** Stated goal 1 **
From the passage on vegan food in Tokyo and LA, pull out the portion starting with "Being that the" and going on through "these amazing restaurants.", word for word.
** Stated goal 2 **
Write what comes next in the passage on vegan food in Tokyo and LA, picking up after its final sentence.

** Selected excerpt **
When I moved from Tokyo to LA in 2007, the vegan options in Tokyo were still few and far between. Most of my favorite places were somewhere in the Omotesando vicinity (If you're ever planning a trip to Tokyo, let me know! I can recommend a few amazing places.) I made a trip back back to Japan this past winter after eight years of living in LA, and it was a completely different place! There were so many juice bars, and the ease with which I could find vegan food offerings blew my mind. Tokyo is constantly re-inventing itself, and I love that about that city.

Being that the options were still few in Japan eight years ago, coming to LA was like moving to a vegan paradise. Whole Foods was my new Disneyland, there was vegan fast food, and being plant based was totally accepted by most people I met. It was an exciting time getting to try out all of these amazing restaurants.

(Items from a data source)
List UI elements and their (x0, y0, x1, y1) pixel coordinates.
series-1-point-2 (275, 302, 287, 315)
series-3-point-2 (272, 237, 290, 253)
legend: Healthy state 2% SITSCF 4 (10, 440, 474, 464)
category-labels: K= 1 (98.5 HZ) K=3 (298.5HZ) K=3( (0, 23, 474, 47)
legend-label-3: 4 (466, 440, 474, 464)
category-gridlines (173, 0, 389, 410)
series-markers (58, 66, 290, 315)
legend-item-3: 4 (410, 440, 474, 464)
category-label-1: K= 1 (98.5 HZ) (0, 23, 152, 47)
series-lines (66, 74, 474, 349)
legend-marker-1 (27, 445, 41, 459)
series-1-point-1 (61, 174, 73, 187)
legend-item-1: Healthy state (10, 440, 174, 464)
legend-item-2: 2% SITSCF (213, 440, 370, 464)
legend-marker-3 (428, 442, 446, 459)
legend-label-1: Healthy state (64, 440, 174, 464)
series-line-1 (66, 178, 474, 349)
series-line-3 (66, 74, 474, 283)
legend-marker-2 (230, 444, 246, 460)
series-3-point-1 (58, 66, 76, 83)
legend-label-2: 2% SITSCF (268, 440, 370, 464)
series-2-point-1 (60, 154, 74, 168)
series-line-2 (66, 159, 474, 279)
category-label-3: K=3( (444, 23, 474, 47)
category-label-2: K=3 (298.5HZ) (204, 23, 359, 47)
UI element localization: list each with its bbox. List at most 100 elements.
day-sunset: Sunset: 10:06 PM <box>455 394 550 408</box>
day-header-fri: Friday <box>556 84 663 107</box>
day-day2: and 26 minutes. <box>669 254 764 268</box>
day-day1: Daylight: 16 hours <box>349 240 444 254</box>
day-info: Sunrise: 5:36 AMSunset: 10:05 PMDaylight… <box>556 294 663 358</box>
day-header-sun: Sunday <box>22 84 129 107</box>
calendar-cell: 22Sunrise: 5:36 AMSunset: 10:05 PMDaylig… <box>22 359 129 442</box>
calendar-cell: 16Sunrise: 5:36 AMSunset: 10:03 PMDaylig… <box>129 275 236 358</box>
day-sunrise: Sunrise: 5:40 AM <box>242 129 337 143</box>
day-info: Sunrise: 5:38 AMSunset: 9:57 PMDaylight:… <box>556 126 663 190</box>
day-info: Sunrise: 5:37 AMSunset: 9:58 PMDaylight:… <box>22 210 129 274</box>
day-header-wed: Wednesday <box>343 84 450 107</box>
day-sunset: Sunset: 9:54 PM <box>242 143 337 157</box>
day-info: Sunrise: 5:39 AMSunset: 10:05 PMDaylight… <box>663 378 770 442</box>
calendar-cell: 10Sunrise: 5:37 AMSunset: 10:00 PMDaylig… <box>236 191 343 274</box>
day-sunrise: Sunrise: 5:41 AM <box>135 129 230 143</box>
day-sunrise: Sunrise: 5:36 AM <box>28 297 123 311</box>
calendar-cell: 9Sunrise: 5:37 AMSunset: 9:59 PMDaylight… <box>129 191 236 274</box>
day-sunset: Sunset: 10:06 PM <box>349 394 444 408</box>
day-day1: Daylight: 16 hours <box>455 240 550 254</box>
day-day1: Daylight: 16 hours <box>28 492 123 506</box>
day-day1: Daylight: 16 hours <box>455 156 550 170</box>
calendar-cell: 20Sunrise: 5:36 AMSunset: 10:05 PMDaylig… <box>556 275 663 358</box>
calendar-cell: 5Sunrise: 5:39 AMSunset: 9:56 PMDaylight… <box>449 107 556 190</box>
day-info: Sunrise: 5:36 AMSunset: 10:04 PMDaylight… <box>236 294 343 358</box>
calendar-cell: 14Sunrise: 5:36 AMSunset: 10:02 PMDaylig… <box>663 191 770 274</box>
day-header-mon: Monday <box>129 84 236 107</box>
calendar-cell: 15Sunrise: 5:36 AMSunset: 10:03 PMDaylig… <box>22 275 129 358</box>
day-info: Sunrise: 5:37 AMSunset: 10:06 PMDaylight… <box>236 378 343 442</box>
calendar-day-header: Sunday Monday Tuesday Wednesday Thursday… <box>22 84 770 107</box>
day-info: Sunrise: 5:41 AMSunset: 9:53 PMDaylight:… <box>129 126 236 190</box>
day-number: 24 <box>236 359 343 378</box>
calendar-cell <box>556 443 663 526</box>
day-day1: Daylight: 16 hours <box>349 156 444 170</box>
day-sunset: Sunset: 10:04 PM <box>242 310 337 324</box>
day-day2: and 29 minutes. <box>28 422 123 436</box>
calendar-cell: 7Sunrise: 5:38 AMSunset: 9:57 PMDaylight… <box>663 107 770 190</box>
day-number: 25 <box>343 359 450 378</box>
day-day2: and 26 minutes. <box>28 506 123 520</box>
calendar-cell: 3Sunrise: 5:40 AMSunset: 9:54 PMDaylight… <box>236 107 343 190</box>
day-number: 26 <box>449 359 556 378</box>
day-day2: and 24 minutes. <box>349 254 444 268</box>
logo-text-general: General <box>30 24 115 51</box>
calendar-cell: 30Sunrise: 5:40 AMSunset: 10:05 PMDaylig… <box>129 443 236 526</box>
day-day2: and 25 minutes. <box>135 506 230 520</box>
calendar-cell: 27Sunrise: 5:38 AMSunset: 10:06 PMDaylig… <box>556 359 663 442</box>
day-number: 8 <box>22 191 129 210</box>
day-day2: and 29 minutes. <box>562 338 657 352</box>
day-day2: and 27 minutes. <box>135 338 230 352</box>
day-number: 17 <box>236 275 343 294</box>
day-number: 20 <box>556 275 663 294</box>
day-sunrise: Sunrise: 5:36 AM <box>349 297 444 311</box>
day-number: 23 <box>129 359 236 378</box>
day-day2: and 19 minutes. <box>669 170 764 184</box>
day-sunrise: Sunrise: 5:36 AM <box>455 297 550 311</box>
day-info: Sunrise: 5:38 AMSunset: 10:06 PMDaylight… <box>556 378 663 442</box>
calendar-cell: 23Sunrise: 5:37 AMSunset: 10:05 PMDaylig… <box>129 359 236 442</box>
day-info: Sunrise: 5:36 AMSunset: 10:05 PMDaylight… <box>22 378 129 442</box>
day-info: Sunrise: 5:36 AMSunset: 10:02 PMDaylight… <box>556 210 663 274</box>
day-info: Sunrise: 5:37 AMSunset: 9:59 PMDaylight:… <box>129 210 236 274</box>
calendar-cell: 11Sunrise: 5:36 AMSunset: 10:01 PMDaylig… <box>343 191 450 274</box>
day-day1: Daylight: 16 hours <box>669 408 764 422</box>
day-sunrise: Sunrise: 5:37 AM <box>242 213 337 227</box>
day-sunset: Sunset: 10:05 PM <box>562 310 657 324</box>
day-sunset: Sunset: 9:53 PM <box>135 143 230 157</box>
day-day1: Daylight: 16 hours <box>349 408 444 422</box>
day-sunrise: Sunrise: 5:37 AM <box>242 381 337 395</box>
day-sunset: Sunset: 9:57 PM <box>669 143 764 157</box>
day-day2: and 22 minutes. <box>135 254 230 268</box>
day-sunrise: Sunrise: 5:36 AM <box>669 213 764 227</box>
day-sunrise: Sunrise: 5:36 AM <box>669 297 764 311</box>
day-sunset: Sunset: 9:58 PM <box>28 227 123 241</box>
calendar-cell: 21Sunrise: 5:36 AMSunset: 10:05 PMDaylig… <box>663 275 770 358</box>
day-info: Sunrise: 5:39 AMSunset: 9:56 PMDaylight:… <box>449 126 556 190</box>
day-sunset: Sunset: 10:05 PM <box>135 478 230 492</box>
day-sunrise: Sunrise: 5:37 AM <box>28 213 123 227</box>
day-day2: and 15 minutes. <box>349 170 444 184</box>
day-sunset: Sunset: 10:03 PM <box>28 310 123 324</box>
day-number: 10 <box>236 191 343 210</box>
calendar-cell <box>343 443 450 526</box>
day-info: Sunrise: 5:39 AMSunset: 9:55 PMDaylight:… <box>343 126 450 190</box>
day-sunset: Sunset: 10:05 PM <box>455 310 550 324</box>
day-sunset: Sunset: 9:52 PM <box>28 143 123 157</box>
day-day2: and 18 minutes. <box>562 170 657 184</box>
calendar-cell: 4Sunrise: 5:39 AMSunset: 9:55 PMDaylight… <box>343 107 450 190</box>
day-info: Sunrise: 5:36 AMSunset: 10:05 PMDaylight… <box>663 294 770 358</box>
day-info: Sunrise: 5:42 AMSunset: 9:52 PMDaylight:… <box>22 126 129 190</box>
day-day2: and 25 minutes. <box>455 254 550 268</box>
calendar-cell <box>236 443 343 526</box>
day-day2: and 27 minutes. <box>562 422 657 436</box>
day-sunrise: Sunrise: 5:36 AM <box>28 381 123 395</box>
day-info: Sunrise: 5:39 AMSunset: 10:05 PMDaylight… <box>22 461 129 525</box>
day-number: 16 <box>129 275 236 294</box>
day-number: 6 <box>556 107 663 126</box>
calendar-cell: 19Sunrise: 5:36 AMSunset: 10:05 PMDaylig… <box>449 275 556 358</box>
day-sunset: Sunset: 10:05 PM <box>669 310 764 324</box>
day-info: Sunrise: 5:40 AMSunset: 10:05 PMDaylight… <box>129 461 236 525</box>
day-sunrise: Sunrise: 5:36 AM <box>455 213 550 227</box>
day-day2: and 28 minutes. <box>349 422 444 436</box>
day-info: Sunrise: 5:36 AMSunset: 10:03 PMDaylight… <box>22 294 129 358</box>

** Written answer 1 **
Being that the options were still few in Japan eight years ago, coming to LA was like moving to a vegan paradise. Whole Foods was my new Disneyland, there was vegan fast food, and being plant based was totally accepted by most people I met. It was an exciting time getting to try out all of these amazing restaurants.

** Written answer 2 **
I'm happy to say that LA is still a vegan paradise, and the options are even more endless. Now that I have a toddler, its's important for me to go to places that have kid friendly options, as well. I'm always excited to share great finds with others, so I thought some vegan restaurant/store reviews were in order. Having yet another excuse to visit some of these eateries didn't contribute to this idea at all... ;-) So, to kick things off:


LA now has its very own almost vegan donut shop! In the heart of the ever hip Highland Park, this donut shop takes donuts to another level altogether. You can either customize your donuts, or choose from a vast menu of concoctions that range from your traditional cake donut with glaze and sprinkles to creative donuts filled with coconut cream and and glazed with vanilla glaze and lime zest, such as my favorite "Coconut of Conformity".



Most donuts can be veganized, there is a gluten free option, and they informed me that they have plans to go all vegan in the near future! Pure music to my ears and taste buds :-) If you are a donut lover and happen to be in the area, or feel like making a special trip (it's worth it.), I cannot recommend this place enough.




P.S. If you feel like making a full meal of it, Town Pizza is a couple doors down with a stellar vegan pizza on menu. (Review to come.)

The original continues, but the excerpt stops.